Aim of the exercise: Repeat every record below exactly, omitting any pictures.
════════
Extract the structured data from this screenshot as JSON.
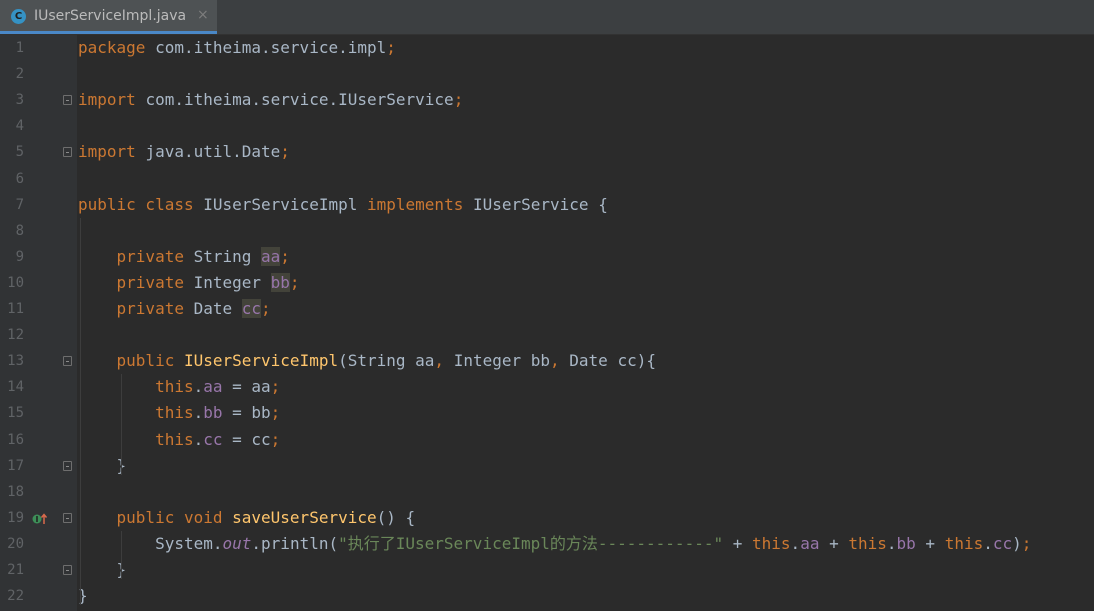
{
  "tab": {
    "file_icon": "C",
    "file_name": "IUserServiceImpl.java",
    "close_glyph": "×"
  },
  "gutter": {
    "line_numbers": [
      "1",
      "2",
      "3",
      "4",
      "5",
      "6",
      "7",
      "8",
      "9",
      "10",
      "11",
      "12",
      "13",
      "14",
      "15",
      "16",
      "17",
      "18",
      "19",
      "20",
      "21",
      "22"
    ],
    "markers": {
      "line19": "implements-method-icon"
    }
  },
  "code": {
    "l1": [
      [
        "kw",
        "package "
      ],
      [
        "",
        "com.itheima.service.impl"
      ],
      [
        "kw",
        ";"
      ]
    ],
    "l2": [],
    "l3": [
      [
        "kw",
        "import "
      ],
      [
        "",
        "com.itheima.service.IUserService"
      ],
      [
        "kw",
        ";"
      ]
    ],
    "l4": [],
    "l5": [
      [
        "kw",
        "import "
      ],
      [
        "",
        "java.util.Date"
      ],
      [
        "kw",
        ";"
      ]
    ],
    "l6": [],
    "l7": [
      [
        "kw",
        "public class "
      ],
      [
        "",
        "IUserServiceImpl "
      ],
      [
        "kw",
        "implements "
      ],
      [
        "",
        "IUserService {"
      ]
    ],
    "l8": [],
    "l9": [
      [
        "",
        "    "
      ],
      [
        "kw",
        "private "
      ],
      [
        "",
        "String "
      ],
      [
        "fld hl",
        "aa"
      ],
      [
        "kw",
        ";"
      ]
    ],
    "l10": [
      [
        "",
        "    "
      ],
      [
        "kw",
        "private "
      ],
      [
        "",
        "Integer "
      ],
      [
        "fld hl",
        "bb"
      ],
      [
        "kw",
        ";"
      ]
    ],
    "l11": [
      [
        "",
        "    "
      ],
      [
        "kw",
        "private "
      ],
      [
        "",
        "Date "
      ],
      [
        "fld hl",
        "cc"
      ],
      [
        "kw",
        ";"
      ]
    ],
    "l12": [],
    "l13": [
      [
        "",
        "    "
      ],
      [
        "kw",
        "public "
      ],
      [
        "fn",
        "IUserServiceImpl"
      ],
      [
        "",
        "(String aa"
      ],
      [
        "kw",
        ", "
      ],
      [
        "",
        "Integer bb"
      ],
      [
        "kw",
        ", "
      ],
      [
        "",
        "Date cc){"
      ]
    ],
    "l14": [
      [
        "",
        "        "
      ],
      [
        "kw",
        "this"
      ],
      [
        "",
        "."
      ],
      [
        "fld",
        "aa"
      ],
      [
        "",
        " = aa"
      ],
      [
        "kw",
        ";"
      ]
    ],
    "l15": [
      [
        "",
        "        "
      ],
      [
        "kw",
        "this"
      ],
      [
        "",
        "."
      ],
      [
        "fld",
        "bb"
      ],
      [
        "",
        " = bb"
      ],
      [
        "kw",
        ";"
      ]
    ],
    "l16": [
      [
        "",
        "        "
      ],
      [
        "kw",
        "this"
      ],
      [
        "",
        "."
      ],
      [
        "fld",
        "cc"
      ],
      [
        "",
        " = cc"
      ],
      [
        "kw",
        ";"
      ]
    ],
    "l17": [
      [
        "",
        "    }"
      ]
    ],
    "l18": [],
    "l19": [
      [
        "",
        "    "
      ],
      [
        "kw",
        "public void "
      ],
      [
        "fn",
        "saveUserService"
      ],
      [
        "",
        "() {"
      ]
    ],
    "l20": [
      [
        "",
        "        System."
      ],
      [
        "it",
        "out"
      ],
      [
        "",
        ".println("
      ],
      [
        "str",
        "\"执行了IUserServiceImpl的方法------------\""
      ],
      [
        "",
        " + "
      ],
      [
        "kw",
        "this"
      ],
      [
        "",
        "."
      ],
      [
        "fld",
        "aa"
      ],
      [
        "",
        " + "
      ],
      [
        "kw",
        "this"
      ],
      [
        "",
        "."
      ],
      [
        "fld",
        "bb"
      ],
      [
        "",
        " + "
      ],
      [
        "kw",
        "this"
      ],
      [
        "",
        "."
      ],
      [
        "fld",
        "cc"
      ],
      [
        "",
        ")"
      ],
      [
        "kw",
        ";"
      ]
    ],
    "l21": [
      [
        "",
        "    }"
      ]
    ],
    "l22": [
      [
        "",
        "}"
      ]
    ]
  },
  "colors": {
    "background": "#2b2b2b",
    "gutter": "#313335",
    "keyword": "#cc7832",
    "field": "#9876aa",
    "method": "#ffc66d",
    "string": "#6a8759",
    "text": "#a9b7c6",
    "line_number": "#606366"
  }
}
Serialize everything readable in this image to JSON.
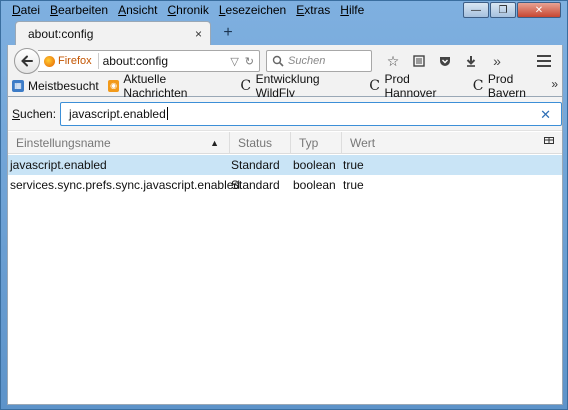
{
  "menubar": {
    "items": [
      "Datei",
      "Bearbeiten",
      "Ansicht",
      "Chronik",
      "Lesezeichen",
      "Extras",
      "Hilfe"
    ],
    "accel": [
      "D",
      "B",
      "A",
      "C",
      "L",
      "E",
      "H"
    ]
  },
  "window_controls": {
    "minimize": "—",
    "maximize": "❐",
    "close": "✕"
  },
  "tabs": [
    {
      "title": "about:config",
      "close": "×"
    }
  ],
  "new_tab": "+",
  "nav": {
    "identity_label": "Firefox",
    "url": "about:config",
    "search_placeholder": "Suchen",
    "overflow": "»"
  },
  "bookmarks": {
    "items": [
      {
        "label": "Meistbesucht",
        "icon": "folder-blue-icon"
      },
      {
        "label": "Aktuelle Nachrichten",
        "icon": "rss-icon"
      },
      {
        "label": "Entwicklung WildFly",
        "icon": "c-icon"
      },
      {
        "label": "Prod Hannover",
        "icon": "c-icon"
      },
      {
        "label": "Prod Bayern",
        "icon": "c-icon"
      }
    ],
    "overflow": "»"
  },
  "config": {
    "search_label_prefix": "S",
    "search_label_rest": "uchen:",
    "search_value": "javascript.enabled",
    "clear": "✕",
    "columns": [
      "Einstellungsname",
      "Status",
      "Typ",
      "Wert"
    ],
    "rows": [
      {
        "name": "javascript.enabled",
        "status": "Standard",
        "type": "boolean",
        "value": "true",
        "selected": true
      },
      {
        "name": "services.sync.prefs.sync.javascript.enabled",
        "status": "Standard",
        "type": "boolean",
        "value": "true",
        "selected": false
      }
    ]
  }
}
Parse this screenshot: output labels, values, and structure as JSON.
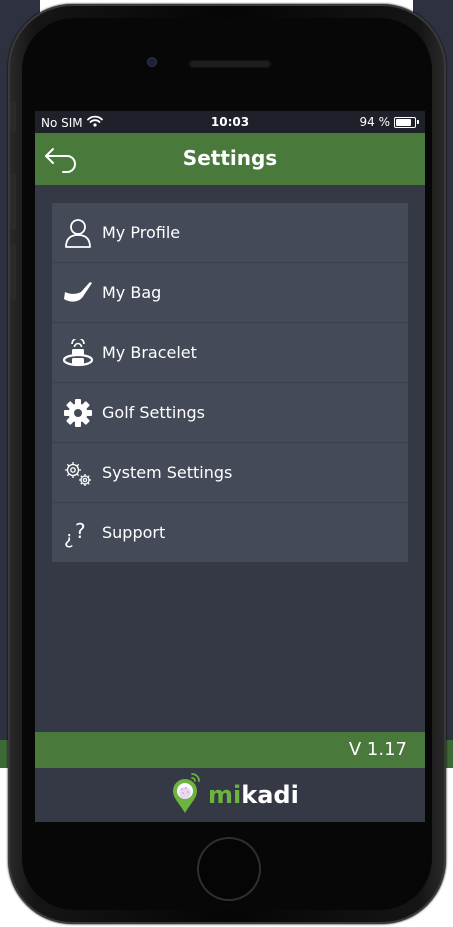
{
  "status_bar": {
    "carrier": "No SIM",
    "time": "10:03",
    "battery_percent_label": "94 %",
    "battery_level": 0.94,
    "wifi_icon": "wifi-icon",
    "battery_icon": "battery-icon"
  },
  "header": {
    "title": "Settings",
    "back_icon": "back-arrow-icon"
  },
  "menu": {
    "items": [
      {
        "label": "My Profile",
        "icon": "profile-icon"
      },
      {
        "label": "My Bag",
        "icon": "golf-club-icon"
      },
      {
        "label": "My Bracelet",
        "icon": "bracelet-icon"
      },
      {
        "label": "Golf Settings",
        "icon": "gear-icon"
      },
      {
        "label": "System Settings",
        "icon": "gears-icon"
      },
      {
        "label": "Support",
        "icon": "question-icon"
      }
    ]
  },
  "footer": {
    "version": "V 1.17",
    "brand_mi": "mi",
    "brand_kadi": "kadi",
    "logo_icon": "location-pin-golf-ball-icon"
  },
  "colors": {
    "accent_green": "#4a7a3b",
    "brand_green": "#6cb33f",
    "screen_bg": "#343945",
    "menu_bg": "#454a59"
  }
}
════════
Solution for this task:
Extract the structured data from this screenshot as JSON.
{
  "tab": {
    "file_icon": "C",
    "file_name": "IUserServiceImpl.java",
    "close_glyph": "×"
  },
  "gutter": {
    "line_numbers": [
      "1",
      "2",
      "3",
      "4",
      "5",
      "6",
      "7",
      "8",
      "9",
      "10",
      "11",
      "12",
      "13",
      "14",
      "15",
      "16",
      "17",
      "18",
      "19",
      "20",
      "21",
      "22"
    ],
    "markers": {
      "line19": "implements-method-icon"
    }
  },
  "code": {
    "l1": [
      [
        "kw",
        "package "
      ],
      [
        "",
        "com.itheima.service.impl"
      ],
      [
        "kw",
        ";"
      ]
    ],
    "l2": [],
    "l3": [
      [
        "kw",
        "import "
      ],
      [
        "",
        "com.itheima.service.IUserService"
      ],
      [
        "kw",
        ";"
      ]
    ],
    "l4": [],
    "l5": [
      [
        "kw",
        "import "
      ],
      [
        "",
        "java.util.Date"
      ],
      [
        "kw",
        ";"
      ]
    ],
    "l6": [],
    "l7": [
      [
        "kw",
        "public class "
      ],
      [
        "",
        "IUserServiceImpl "
      ],
      [
        "kw",
        "implements "
      ],
      [
        "",
        "IUserService {"
      ]
    ],
    "l8": [],
    "l9": [
      [
        "",
        "    "
      ],
      [
        "kw",
        "private "
      ],
      [
        "",
        "String "
      ],
      [
        "fld hl",
        "aa"
      ],
      [
        "kw",
        ";"
      ]
    ],
    "l10": [
      [
        "",
        "    "
      ],
      [
        "kw",
        "private "
      ],
      [
        "",
        "Integer "
      ],
      [
        "fld hl",
        "bb"
      ],
      [
        "kw",
        ";"
      ]
    ],
    "l11": [
      [
        "",
        "    "
      ],
      [
        "kw",
        "private "
      ],
      [
        "",
        "Date "
      ],
      [
        "fld hl",
        "cc"
      ],
      [
        "kw",
        ";"
      ]
    ],
    "l12": [],
    "l13": [
      [
        "",
        "    "
      ],
      [
        "kw",
        "public "
      ],
      [
        "fn",
        "IUserServiceImpl"
      ],
      [
        "",
        "(String aa"
      ],
      [
        "kw",
        ", "
      ],
      [
        "",
        "Integer bb"
      ],
      [
        "kw",
        ", "
      ],
      [
        "",
        "Date cc){"
      ]
    ],
    "l14": [
      [
        "",
        "        "
      ],
      [
        "kw",
        "this"
      ],
      [
        "",
        "."
      ],
      [
        "fld",
        "aa"
      ],
      [
        "",
        " = aa"
      ],
      [
        "kw",
        ";"
      ]
    ],
    "l15": [
      [
        "",
        "        "
      ],
      [
        "kw",
        "this"
      ],
      [
        "",
        "."
      ],
      [
        "fld",
        "bb"
      ],
      [
        "",
        " = bb"
      ],
      [
        "kw",
        ";"
      ]
    ],
    "l16": [
      [
        "",
        "        "
      ],
      [
        "kw",
        "this"
      ],
      [
        "",
        "."
      ],
      [
        "fld",
        "cc"
      ],
      [
        "",
        " = cc"
      ],
      [
        "kw",
        ";"
      ]
    ],
    "l17": [
      [
        "",
        "    }"
      ]
    ],
    "l18": [],
    "l19": [
      [
        "",
        "    "
      ],
      [
        "kw",
        "public void "
      ],
      [
        "fn",
        "saveUserService"
      ],
      [
        "",
        "() {"
      ]
    ],
    "l20": [
      [
        "",
        "        System."
      ],
      [
        "it",
        "out"
      ],
      [
        "",
        ".println("
      ],
      [
        "str",
        "\"执行了IUserServiceImpl的方法------------\""
      ],
      [
        "",
        " + "
      ],
      [
        "kw",
        "this"
      ],
      [
        "",
        "."
      ],
      [
        "fld",
        "aa"
      ],
      [
        "",
        " + "
      ],
      [
        "kw",
        "this"
      ],
      [
        "",
        "."
      ],
      [
        "fld",
        "bb"
      ],
      [
        "",
        " + "
      ],
      [
        "kw",
        "this"
      ],
      [
        "",
        "."
      ],
      [
        "fld",
        "cc"
      ],
      [
        "",
        ")"
      ],
      [
        "kw",
        ";"
      ]
    ],
    "l21": [
      [
        "",
        "    }"
      ]
    ],
    "l22": [
      [
        "",
        "}"
      ]
    ]
  },
  "colors": {
    "background": "#2b2b2b",
    "gutter": "#313335",
    "keyword": "#cc7832",
    "field": "#9876aa",
    "method": "#ffc66d",
    "string": "#6a8759",
    "text": "#a9b7c6",
    "line_number": "#606366"
  }
}
Serialize everything readable in this image to JSON.
{
  "menubar": {
    "items": [
      "Datei",
      "Bearbeiten",
      "Ansicht",
      "Chronik",
      "Lesezeichen",
      "Extras",
      "Hilfe"
    ],
    "accel": [
      "D",
      "B",
      "A",
      "C",
      "L",
      "E",
      "H"
    ]
  },
  "window_controls": {
    "minimize": "—",
    "maximize": "❐",
    "close": "✕"
  },
  "tabs": [
    {
      "title": "about:config",
      "close": "×"
    }
  ],
  "new_tab": "+",
  "nav": {
    "identity_label": "Firefox",
    "url": "about:config",
    "search_placeholder": "Suchen",
    "overflow": "»"
  },
  "bookmarks": {
    "items": [
      {
        "label": "Meistbesucht",
        "icon": "folder-blue-icon"
      },
      {
        "label": "Aktuelle Nachrichten",
        "icon": "rss-icon"
      },
      {
        "label": "Entwicklung WildFly",
        "icon": "c-icon"
      },
      {
        "label": "Prod Hannover",
        "icon": "c-icon"
      },
      {
        "label": "Prod Bayern",
        "icon": "c-icon"
      }
    ],
    "overflow": "»"
  },
  "config": {
    "search_label_prefix": "S",
    "search_label_rest": "uchen:",
    "search_value": "javascript.enabled",
    "clear": "✕",
    "columns": [
      "Einstellungsname",
      "Status",
      "Typ",
      "Wert"
    ],
    "rows": [
      {
        "name": "javascript.enabled",
        "status": "Standard",
        "type": "boolean",
        "value": "true",
        "selected": true
      },
      {
        "name": "services.sync.prefs.sync.javascript.enabled",
        "status": "Standard",
        "type": "boolean",
        "value": "true",
        "selected": false
      }
    ]
  }
}
Parse this screenshot: output labels, values, and structure as JSON.
{
  "status_bar": {
    "carrier": "No SIM",
    "time": "10:03",
    "battery_percent_label": "94 %",
    "battery_level": 0.94,
    "wifi_icon": "wifi-icon",
    "battery_icon": "battery-icon"
  },
  "header": {
    "title": "Settings",
    "back_icon": "back-arrow-icon"
  },
  "menu": {
    "items": [
      {
        "label": "My Profile",
        "icon": "profile-icon"
      },
      {
        "label": "My Bag",
        "icon": "golf-club-icon"
      },
      {
        "label": "My Bracelet",
        "icon": "bracelet-icon"
      },
      {
        "label": "Golf Settings",
        "icon": "gear-icon"
      },
      {
        "label": "System Settings",
        "icon": "gears-icon"
      },
      {
        "label": "Support",
        "icon": "question-icon"
      }
    ]
  },
  "footer": {
    "version": "V 1.17",
    "brand_mi": "mi",
    "brand_kadi": "kadi",
    "logo_icon": "location-pin-golf-ball-icon"
  },
  "colors": {
    "accent_green": "#4a7a3b",
    "brand_green": "#6cb33f",
    "screen_bg": "#343945",
    "menu_bg": "#454a59"
  }
}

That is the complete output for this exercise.